(A block of data)
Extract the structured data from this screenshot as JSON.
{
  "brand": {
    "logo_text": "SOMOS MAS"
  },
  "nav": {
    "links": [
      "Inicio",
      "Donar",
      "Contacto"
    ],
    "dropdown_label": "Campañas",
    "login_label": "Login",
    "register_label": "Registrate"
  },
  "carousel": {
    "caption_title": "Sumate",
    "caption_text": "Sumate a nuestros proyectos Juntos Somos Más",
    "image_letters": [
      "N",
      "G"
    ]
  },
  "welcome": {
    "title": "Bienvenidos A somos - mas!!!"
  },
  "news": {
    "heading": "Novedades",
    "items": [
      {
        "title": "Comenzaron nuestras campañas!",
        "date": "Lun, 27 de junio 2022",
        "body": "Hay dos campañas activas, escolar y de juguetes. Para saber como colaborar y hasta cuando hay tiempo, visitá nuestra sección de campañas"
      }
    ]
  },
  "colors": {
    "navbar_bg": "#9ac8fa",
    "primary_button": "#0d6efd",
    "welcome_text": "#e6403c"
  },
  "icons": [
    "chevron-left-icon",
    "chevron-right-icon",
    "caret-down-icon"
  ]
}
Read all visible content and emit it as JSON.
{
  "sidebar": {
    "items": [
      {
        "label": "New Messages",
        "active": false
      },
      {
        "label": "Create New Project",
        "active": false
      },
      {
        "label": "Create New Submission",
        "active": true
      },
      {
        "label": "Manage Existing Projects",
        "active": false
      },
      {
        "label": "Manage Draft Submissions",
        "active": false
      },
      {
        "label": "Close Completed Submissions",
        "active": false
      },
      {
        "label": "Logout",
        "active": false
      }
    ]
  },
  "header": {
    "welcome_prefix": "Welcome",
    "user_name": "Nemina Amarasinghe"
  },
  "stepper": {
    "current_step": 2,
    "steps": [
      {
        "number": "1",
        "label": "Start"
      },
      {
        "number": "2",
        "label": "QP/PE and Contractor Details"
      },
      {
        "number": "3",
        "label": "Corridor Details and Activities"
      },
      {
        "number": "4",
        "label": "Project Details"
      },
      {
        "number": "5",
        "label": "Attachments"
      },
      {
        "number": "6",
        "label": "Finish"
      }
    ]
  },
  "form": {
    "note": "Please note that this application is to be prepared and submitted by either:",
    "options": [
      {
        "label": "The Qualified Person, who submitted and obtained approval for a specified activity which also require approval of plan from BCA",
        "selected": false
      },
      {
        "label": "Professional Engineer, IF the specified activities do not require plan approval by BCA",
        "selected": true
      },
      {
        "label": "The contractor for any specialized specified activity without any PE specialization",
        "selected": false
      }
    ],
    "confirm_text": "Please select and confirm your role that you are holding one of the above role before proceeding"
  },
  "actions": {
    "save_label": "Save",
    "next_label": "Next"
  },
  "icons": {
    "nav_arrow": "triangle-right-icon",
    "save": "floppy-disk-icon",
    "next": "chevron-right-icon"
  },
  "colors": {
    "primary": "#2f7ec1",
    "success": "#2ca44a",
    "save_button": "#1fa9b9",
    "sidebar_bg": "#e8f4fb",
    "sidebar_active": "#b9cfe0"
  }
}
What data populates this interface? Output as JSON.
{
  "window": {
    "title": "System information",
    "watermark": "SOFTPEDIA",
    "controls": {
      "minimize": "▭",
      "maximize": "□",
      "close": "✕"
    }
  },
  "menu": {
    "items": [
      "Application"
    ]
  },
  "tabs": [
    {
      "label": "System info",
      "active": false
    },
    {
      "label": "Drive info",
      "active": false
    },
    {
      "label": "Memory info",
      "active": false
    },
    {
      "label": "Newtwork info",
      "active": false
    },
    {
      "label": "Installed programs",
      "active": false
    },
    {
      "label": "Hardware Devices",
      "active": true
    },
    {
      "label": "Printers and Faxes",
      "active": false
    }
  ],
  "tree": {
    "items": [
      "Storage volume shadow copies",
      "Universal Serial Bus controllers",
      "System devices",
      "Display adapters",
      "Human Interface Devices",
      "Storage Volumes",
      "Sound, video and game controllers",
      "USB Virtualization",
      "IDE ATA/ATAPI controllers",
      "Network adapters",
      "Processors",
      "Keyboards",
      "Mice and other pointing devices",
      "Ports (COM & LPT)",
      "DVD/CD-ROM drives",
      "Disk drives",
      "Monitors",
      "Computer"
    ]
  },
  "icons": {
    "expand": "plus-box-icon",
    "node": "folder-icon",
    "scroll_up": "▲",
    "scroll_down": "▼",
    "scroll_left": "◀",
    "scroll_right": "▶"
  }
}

Stated problem —
Print all of the entries exactly as they are written.

Output of the task —
Extract the structured data from this screenshot as JSON.
{
  "brand": {
    "logo_text": "SOMOS MAS"
  },
  "nav": {
    "links": [
      "Inicio",
      "Donar",
      "Contacto"
    ],
    "dropdown_label": "Campañas",
    "login_label": "Login",
    "register_label": "Registrate"
  },
  "carousel": {
    "caption_title": "Sumate",
    "caption_text": "Sumate a nuestros proyectos Juntos Somos Más",
    "image_letters": [
      "N",
      "G"
    ]
  },
  "welcome": {
    "title": "Bienvenidos A somos - mas!!!"
  },
  "news": {
    "heading": "Novedades",
    "items": [
      {
        "title": "Comenzaron nuestras campañas!",
        "date": "Lun, 27 de junio 2022",
        "body": "Hay dos campañas activas, escolar y de juguetes. Para saber como colaborar y hasta cuando hay tiempo, visitá nuestra sección de campañas"
      }
    ]
  },
  "colors": {
    "navbar_bg": "#9ac8fa",
    "primary_button": "#0d6efd",
    "welcome_text": "#e6403c"
  },
  "icons": [
    "chevron-left-icon",
    "chevron-right-icon",
    "caret-down-icon"
  ]
}
Read all visible content and emit it as JSON.
{
  "sidebar": {
    "items": [
      {
        "label": "New Messages",
        "active": false
      },
      {
        "label": "Create New Project",
        "active": false
      },
      {
        "label": "Create New Submission",
        "active": true
      },
      {
        "label": "Manage Existing Projects",
        "active": false
      },
      {
        "label": "Manage Draft Submissions",
        "active": false
      },
      {
        "label": "Close Completed Submissions",
        "active": false
      },
      {
        "label": "Logout",
        "active": false
      }
    ]
  },
  "header": {
    "welcome_prefix": "Welcome",
    "user_name": "Nemina Amarasinghe"
  },
  "stepper": {
    "current_step": 2,
    "steps": [
      {
        "number": "1",
        "label": "Start"
      },
      {
        "number": "2",
        "label": "QP/PE and Contractor Details"
      },
      {
        "number": "3",
        "label": "Corridor Details and Activities"
      },
      {
        "number": "4",
        "label": "Project Details"
      },
      {
        "number": "5",
        "label": "Attachments"
      },
      {
        "number": "6",
        "label": "Finish"
      }
    ]
  },
  "form": {
    "note": "Please note that this application is to be prepared and submitted by either:",
    "options": [
      {
        "label": "The Qualified Person, who submitted and obtained approval for a specified activity which also require approval of plan from BCA",
        "selected": false
      },
      {
        "label": "Professional Engineer, IF the specified activities do not require plan approval by BCA",
        "selected": true
      },
      {
        "label": "The contractor for any specialized specified activity without any PE specialization",
        "selected": false
      }
    ],
    "confirm_text": "Please select and confirm your role that you are holding one of the above role before proceeding"
  },
  "actions": {
    "save_label": "Save",
    "next_label": "Next"
  },
  "icons": {
    "nav_arrow": "triangle-right-icon",
    "save": "floppy-disk-icon",
    "next": "chevron-right-icon"
  },
  "colors": {
    "primary": "#2f7ec1",
    "success": "#2ca44a",
    "save_button": "#1fa9b9",
    "sidebar_bg": "#e8f4fb",
    "sidebar_active": "#b9cfe0"
  }
}
What data populates this interface? Output as JSON.
{
  "window": {
    "title": "System information",
    "watermark": "SOFTPEDIA",
    "controls": {
      "minimize": "▭",
      "maximize": "□",
      "close": "✕"
    }
  },
  "menu": {
    "items": [
      "Application"
    ]
  },
  "tabs": [
    {
      "label": "System info",
      "active": false
    },
    {
      "label": "Drive info",
      "active": false
    },
    {
      "label": "Memory info",
      "active": false
    },
    {
      "label": "Newtwork info",
      "active": false
    },
    {
      "label": "Installed programs",
      "active": false
    },
    {
      "label": "Hardware Devices",
      "active": true
    },
    {
      "label": "Printers and Faxes",
      "active": false
    }
  ],
  "tree": {
    "items": [
      "Storage volume shadow copies",
      "Universal Serial Bus controllers",
      "System devices",
      "Display adapters",
      "Human Interface Devices",
      "Storage Volumes",
      "Sound, video and game controllers",
      "USB Virtualization",
      "IDE ATA/ATAPI controllers",
      "Network adapters",
      "Processors",
      "Keyboards",
      "Mice and other pointing devices",
      "Ports (COM & LPT)",
      "DVD/CD-ROM drives",
      "Disk drives",
      "Monitors",
      "Computer"
    ]
  },
  "icons": {
    "expand": "plus-box-icon",
    "node": "folder-icon",
    "scroll_up": "▲",
    "scroll_down": "▼",
    "scroll_left": "◀",
    "scroll_right": "▶"
  }
}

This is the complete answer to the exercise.